» **Given exercise**: Count the lines below that contain the word "text". Give only the number.

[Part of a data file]
============================================================

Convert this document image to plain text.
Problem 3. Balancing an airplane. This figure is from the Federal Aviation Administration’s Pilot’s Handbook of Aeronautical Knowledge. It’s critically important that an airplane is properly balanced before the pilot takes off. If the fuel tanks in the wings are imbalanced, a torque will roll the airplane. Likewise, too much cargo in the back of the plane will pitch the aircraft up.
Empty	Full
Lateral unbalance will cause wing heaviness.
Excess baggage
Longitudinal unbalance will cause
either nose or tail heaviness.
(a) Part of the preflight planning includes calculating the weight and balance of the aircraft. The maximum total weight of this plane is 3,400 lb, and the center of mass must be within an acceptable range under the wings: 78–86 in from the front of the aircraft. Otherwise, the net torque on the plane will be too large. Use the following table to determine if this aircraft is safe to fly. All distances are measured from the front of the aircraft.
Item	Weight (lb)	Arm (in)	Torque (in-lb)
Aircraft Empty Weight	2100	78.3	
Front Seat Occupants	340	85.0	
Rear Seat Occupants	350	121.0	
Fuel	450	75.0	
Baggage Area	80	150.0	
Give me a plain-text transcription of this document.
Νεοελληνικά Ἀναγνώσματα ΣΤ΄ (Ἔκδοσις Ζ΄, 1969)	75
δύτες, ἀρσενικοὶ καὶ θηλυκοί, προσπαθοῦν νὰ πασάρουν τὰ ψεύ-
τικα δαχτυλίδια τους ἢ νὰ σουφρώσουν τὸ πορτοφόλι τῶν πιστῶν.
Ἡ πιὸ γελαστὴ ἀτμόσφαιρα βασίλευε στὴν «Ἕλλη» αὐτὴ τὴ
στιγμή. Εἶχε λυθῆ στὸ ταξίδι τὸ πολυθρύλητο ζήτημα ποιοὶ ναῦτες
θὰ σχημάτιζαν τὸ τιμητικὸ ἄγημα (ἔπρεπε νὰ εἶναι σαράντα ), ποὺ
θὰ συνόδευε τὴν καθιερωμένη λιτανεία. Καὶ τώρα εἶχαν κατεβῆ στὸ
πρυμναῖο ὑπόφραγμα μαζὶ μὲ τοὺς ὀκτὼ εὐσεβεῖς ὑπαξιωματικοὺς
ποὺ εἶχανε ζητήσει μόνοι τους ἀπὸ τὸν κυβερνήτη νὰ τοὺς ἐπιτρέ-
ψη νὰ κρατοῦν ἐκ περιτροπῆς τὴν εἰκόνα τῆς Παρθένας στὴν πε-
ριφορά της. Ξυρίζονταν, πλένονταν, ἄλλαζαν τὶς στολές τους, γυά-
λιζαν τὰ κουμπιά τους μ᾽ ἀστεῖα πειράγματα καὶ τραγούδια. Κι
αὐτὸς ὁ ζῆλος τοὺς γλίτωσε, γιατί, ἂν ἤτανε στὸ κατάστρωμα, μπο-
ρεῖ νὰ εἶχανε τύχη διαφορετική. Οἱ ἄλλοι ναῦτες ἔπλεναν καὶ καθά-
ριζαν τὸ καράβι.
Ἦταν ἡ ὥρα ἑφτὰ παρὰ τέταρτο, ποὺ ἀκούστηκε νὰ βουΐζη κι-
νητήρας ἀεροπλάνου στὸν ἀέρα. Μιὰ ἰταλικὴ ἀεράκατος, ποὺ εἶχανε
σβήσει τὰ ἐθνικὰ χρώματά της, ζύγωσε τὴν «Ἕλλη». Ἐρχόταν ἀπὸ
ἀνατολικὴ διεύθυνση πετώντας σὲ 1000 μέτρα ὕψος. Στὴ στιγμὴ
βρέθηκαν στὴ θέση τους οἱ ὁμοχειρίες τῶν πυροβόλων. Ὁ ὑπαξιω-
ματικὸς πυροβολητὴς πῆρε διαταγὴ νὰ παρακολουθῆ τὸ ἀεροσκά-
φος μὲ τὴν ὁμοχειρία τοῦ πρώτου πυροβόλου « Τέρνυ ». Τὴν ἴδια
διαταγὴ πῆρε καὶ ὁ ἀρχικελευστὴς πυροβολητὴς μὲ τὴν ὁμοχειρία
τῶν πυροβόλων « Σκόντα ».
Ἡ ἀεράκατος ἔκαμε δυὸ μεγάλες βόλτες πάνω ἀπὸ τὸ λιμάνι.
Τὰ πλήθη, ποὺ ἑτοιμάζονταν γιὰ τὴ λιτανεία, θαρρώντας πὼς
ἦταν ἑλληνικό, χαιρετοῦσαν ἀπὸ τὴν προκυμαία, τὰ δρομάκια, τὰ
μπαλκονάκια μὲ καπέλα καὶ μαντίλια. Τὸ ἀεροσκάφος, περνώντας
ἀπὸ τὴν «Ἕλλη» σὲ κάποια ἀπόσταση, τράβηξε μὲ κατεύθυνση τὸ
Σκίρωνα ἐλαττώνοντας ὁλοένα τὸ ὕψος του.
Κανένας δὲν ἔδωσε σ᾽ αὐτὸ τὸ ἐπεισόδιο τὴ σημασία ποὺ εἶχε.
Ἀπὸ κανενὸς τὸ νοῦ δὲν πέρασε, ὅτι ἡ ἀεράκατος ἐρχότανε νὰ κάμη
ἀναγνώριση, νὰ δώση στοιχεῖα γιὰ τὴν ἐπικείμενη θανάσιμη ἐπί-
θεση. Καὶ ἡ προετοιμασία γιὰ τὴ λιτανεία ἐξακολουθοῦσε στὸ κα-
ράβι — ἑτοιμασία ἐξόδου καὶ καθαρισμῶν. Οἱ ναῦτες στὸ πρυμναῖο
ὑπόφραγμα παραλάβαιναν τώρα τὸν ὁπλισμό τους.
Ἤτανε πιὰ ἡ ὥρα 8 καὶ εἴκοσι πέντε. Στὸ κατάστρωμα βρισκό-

============================================================

» **Solution for this task**: 2